Make an exact copy of the lines, leaving the pictures out.

(Dataset items)
%%
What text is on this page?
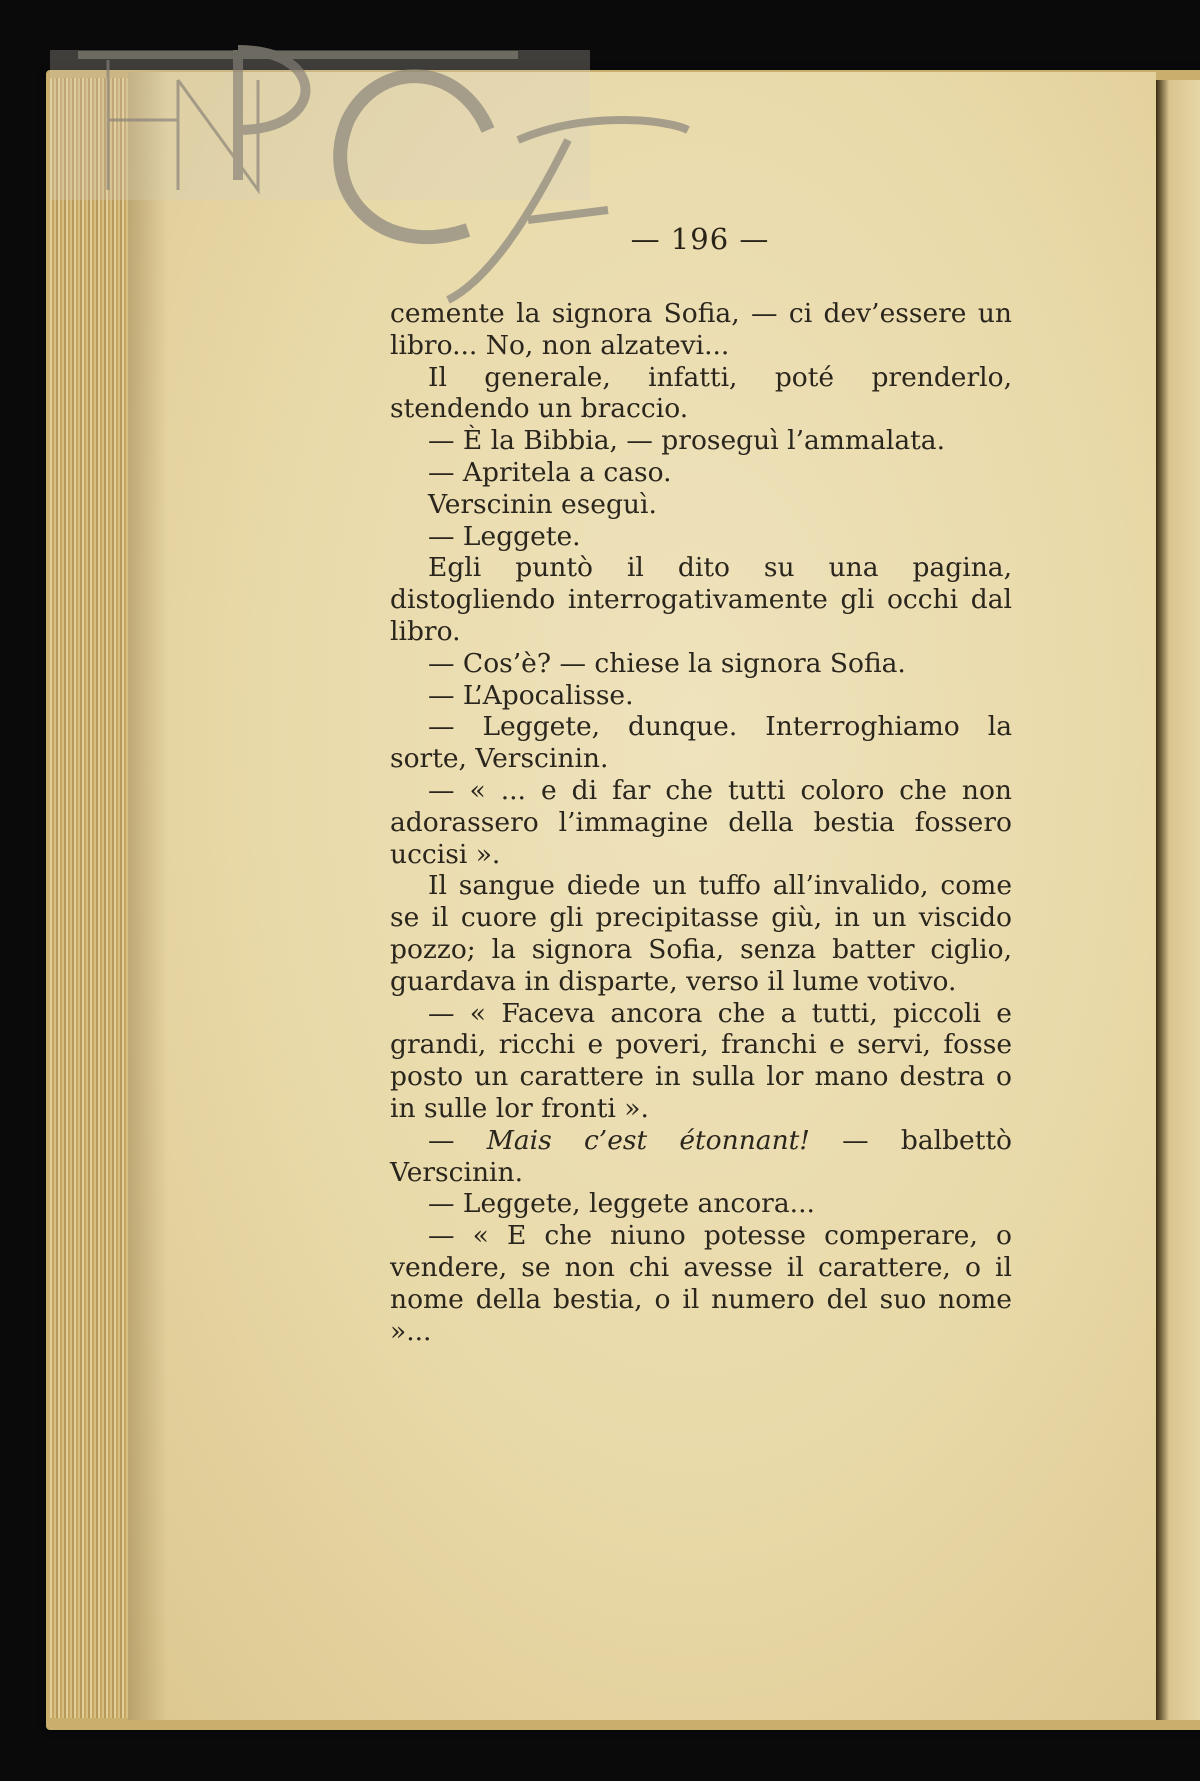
— 196 —

cemente la signora Sofia, — ci dev’essere un libro... No, non alzatevi...

Il generale, infatti, poté prenderlo, stendendo un braccio.

— È la Bibbia, — proseguì l’ammalata.

— Apritela a caso.

Verscinin eseguì.

— Leggete.

Egli puntò il dito su una pagina, distogliendo interrogativamente gli occhi dal libro.

— Cos’è? — chiese la signora Sofia.

— L’Apocalisse.

— Leggete, dunque. Interroghiamo la sorte, Verscinin.

— « ... e di far che tutti coloro che non adorassero l’immagine della bestia fossero uccisi ».

Il sangue diede un tuffo all’invalido, come se il cuore gli precipitasse giù, in un viscido pozzo; la signora Sofia, senza batter ciglio, guardava in disparte, verso il lume votivo.

— « Faceva ancora che a tutti, piccoli e grandi, ricchi e poveri, franchi e servi, fosse posto un carattere in sulla lor mano destra o in sulle lor fronti ».

— Mais c’est étonnant! — balbettò Verscinin.

— Leggete, leggete ancora...

— « E che niuno potesse comperare, o vendere, se non chi avesse il carattere, o il nome della bestia, o il numero del suo nome »...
%%
# FINISHED EXERCISE
What text is on this page?
— 196 —

cemente la signora Sofia, — ci dev’essere un libro... No, non alzatevi...

Il generale, infatti, poté prenderlo, stendendo un braccio.

— È la Bibbia, — proseguì l’ammalata.

— Apritela a caso.

Verscinin eseguì.

— Leggete.

Egli puntò il dito su una pagina, distogliendo interrogativamente gli occhi dal libro.

— Cos’è? — chiese la signora Sofia.

— L’Apocalisse.

— Leggete, dunque. Interroghiamo la sorte, Verscinin.

— « ... e di far che tutti coloro che non adorassero l’immagine della bestia fossero uccisi ».

Il sangue diede un tuffo all’invalido, come se il cuore gli precipitasse giù, in un viscido pozzo; la signora Sofia, senza batter ciglio, guardava in disparte, verso il lume votivo.

— « Faceva ancora che a tutti, piccoli e grandi, ricchi e poveri, franchi e servi, fosse posto un carattere in sulla lor mano destra o in sulle lor fronti ».

— Mais c’est étonnant! — balbettò Verscinin.

— Leggete, leggete ancora...

— « E che niuno potesse comperare, o vendere, se non chi avesse il carattere, o il nome della bestia, o il numero del suo nome »...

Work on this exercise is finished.